**Aim of the exercise:**
Set down the full listing that follows, word for word.

**Supplied records:**
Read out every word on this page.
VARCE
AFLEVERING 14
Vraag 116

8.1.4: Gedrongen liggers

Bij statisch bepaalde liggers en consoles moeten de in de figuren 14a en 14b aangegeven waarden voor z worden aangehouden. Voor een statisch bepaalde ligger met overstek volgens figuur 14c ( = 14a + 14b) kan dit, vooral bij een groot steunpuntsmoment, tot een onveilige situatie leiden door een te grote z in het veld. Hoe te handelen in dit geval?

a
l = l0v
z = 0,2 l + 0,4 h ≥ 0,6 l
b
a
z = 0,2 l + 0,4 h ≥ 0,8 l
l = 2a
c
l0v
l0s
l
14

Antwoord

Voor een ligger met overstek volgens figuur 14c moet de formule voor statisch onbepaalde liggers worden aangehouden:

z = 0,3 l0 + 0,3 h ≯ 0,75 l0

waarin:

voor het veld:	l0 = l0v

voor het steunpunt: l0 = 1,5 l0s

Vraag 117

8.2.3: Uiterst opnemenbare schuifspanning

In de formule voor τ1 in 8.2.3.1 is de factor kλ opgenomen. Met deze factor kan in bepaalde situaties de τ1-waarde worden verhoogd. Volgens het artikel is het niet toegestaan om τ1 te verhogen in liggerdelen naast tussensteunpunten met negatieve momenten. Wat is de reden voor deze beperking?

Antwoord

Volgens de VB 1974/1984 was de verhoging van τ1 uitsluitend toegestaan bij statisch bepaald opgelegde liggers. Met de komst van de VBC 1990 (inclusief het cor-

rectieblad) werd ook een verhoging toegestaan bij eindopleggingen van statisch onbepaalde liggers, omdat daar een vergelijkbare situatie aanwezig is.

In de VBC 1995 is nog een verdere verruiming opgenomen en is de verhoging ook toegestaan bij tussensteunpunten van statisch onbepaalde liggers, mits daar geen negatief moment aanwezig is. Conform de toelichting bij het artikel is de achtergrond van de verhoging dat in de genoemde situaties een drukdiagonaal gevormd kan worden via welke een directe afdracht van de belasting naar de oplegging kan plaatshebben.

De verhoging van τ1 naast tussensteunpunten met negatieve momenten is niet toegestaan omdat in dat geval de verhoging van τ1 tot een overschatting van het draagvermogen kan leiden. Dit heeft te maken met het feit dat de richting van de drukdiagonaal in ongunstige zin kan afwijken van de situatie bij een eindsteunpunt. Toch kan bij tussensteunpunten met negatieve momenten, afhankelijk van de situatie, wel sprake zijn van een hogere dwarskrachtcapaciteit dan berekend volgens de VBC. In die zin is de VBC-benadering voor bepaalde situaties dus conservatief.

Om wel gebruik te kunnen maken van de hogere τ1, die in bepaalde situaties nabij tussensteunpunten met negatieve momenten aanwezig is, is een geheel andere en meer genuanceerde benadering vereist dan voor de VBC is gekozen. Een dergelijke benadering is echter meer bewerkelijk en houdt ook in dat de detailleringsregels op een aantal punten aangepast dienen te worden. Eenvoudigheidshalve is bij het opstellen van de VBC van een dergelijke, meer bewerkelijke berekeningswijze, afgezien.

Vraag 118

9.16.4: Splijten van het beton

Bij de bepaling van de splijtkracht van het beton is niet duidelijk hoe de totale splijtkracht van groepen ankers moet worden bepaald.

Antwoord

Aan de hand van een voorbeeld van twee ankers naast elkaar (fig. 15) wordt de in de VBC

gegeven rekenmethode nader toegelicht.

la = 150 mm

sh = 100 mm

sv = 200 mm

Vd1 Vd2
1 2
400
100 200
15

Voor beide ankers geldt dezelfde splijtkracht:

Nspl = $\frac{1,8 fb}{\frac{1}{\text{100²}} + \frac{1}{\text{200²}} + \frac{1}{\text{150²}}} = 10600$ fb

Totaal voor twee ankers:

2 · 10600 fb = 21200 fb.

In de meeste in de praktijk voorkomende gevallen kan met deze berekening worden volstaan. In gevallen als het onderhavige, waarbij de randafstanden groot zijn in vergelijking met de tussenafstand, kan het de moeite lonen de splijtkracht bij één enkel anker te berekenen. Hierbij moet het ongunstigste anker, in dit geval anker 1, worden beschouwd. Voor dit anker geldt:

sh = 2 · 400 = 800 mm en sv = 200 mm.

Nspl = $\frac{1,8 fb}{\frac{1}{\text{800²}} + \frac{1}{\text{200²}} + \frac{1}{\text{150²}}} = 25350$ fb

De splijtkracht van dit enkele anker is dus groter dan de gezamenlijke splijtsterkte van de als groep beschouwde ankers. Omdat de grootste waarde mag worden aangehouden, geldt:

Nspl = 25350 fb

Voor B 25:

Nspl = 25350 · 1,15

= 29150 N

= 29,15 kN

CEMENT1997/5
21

**Exercise answer:**
Read out every word on this page.
VARCE
AFLEVERING 14
Vraag 116

8.1.4: Gedrongen liggers

Bij statisch bepaalde liggers en consoles moeten de in de figuren 14a en 14b aangegeven waarden voor z worden aangehouden. Voor een statisch bepaalde ligger met overstek volgens figuur 14c ( = 14a + 14b) kan dit, vooral bij een groot steunpuntsmoment, tot een onveilige situatie leiden door een te grote z in het veld. Hoe te handelen in dit geval?

a
l = l0v
z = 0,2 l + 0,4 h ≥ 0,6 l
b
a
z = 0,2 l + 0,4 h ≥ 0,8 l
l = 2a
c
l0v
l0s
l
14

Antwoord

Voor een ligger met overstek volgens figuur 14c moet de formule voor statisch onbepaalde liggers worden aangehouden:

z = 0,3 l0 + 0,3 h ≯ 0,75 l0

waarin:

voor het veld:	l0 = l0v

voor het steunpunt: l0 = 1,5 l0s

Vraag 117

8.2.3: Uiterst opnemenbare schuifspanning

In de formule voor τ1 in 8.2.3.1 is de factor kλ opgenomen. Met deze factor kan in bepaalde situaties de τ1-waarde worden verhoogd. Volgens het artikel is het niet toegestaan om τ1 te verhogen in liggerdelen naast tussensteunpunten met negatieve momenten. Wat is de reden voor deze beperking?

Antwoord

Volgens de VB 1974/1984 was de verhoging van τ1 uitsluitend toegestaan bij statisch bepaald opgelegde liggers. Met de komst van de VBC 1990 (inclusief het cor-

rectieblad) werd ook een verhoging toegestaan bij eindopleggingen van statisch onbepaalde liggers, omdat daar een vergelijkbare situatie aanwezig is.

In de VBC 1995 is nog een verdere verruiming opgenomen en is de verhoging ook toegestaan bij tussensteunpunten van statisch onbepaalde liggers, mits daar geen negatief moment aanwezig is. Conform de toelichting bij het artikel is de achtergrond van de verhoging dat in de genoemde situaties een drukdiagonaal gevormd kan worden via welke een directe afdracht van de belasting naar de oplegging kan plaatshebben.

De verhoging van τ1 naast tussensteunpunten met negatieve momenten is niet toegestaan omdat in dat geval de verhoging van τ1 tot een overschatting van het draagvermogen kan leiden. Dit heeft te maken met het feit dat de richting van de drukdiagonaal in ongunstige zin kan afwijken van de situatie bij een eindsteunpunt. Toch kan bij tussensteunpunten met negatieve momenten, afhankelijk van de situatie, wel sprake zijn van een hogere dwarskrachtcapaciteit dan berekend volgens de VBC. In die zin is de VBC-benadering voor bepaalde situaties dus conservatief.

Om wel gebruik te kunnen maken van de hogere τ1, die in bepaalde situaties nabij tussensteunpunten met negatieve momenten aanwezig is, is een geheel andere en meer genuanceerde benadering vereist dan voor de VBC is gekozen. Een dergelijke benadering is echter meer bewerkelijk en houdt ook in dat de detailleringsregels op een aantal punten aangepast dienen te worden. Eenvoudigheidshalve is bij het opstellen van de VBC van een dergelijke, meer bewerkelijke berekeningswijze, afgezien.

Vraag 118

9.16.4: Splijten van het beton

Bij de bepaling van de splijtkracht van het beton is niet duidelijk hoe de totale splijtkracht van groepen ankers moet worden bepaald.

Antwoord

Aan de hand van een voorbeeld van twee ankers naast elkaar (fig. 15) wordt de in de VBC

gegeven rekenmethode nader toegelicht.

la = 150 mm

sh = 100 mm

sv = 200 mm

Vd1 Vd2
1 2
400
100 200
15

Voor beide ankers geldt dezelfde splijtkracht:

Nspl = $\frac{1,8 fb}{\frac{1}{\text{100²}} + \frac{1}{\text{200²}} + \frac{1}{\text{150²}}} = 10600$ fb

Totaal voor twee ankers:

2 · 10600 fb = 21200 fb.

In de meeste in de praktijk voorkomende gevallen kan met deze berekening worden volstaan. In gevallen als het onderhavige, waarbij de randafstanden groot zijn in vergelijking met de tussenafstand, kan het de moeite lonen de splijtkracht bij één enkel anker te berekenen. Hierbij moet het ongunstigste anker, in dit geval anker 1, worden beschouwd. Voor dit anker geldt:

sh = 2 · 400 = 800 mm en sv = 200 mm.

Nspl = $\frac{1,8 fb}{\frac{1}{\text{800²}} + \frac{1}{\text{200²}} + \frac{1}{\text{150²}}} = 25350$ fb

De splijtkracht van dit enkele anker is dus groter dan de gezamenlijke splijtsterkte van de als groep beschouwde ankers. Omdat de grootste waarde mag worden aangehouden, geldt:

Nspl = 25350 fb

Voor B 25:

Nspl = 25350 · 1,15

= 29150 N

= 29,15 kN

CEMENT1997/5
21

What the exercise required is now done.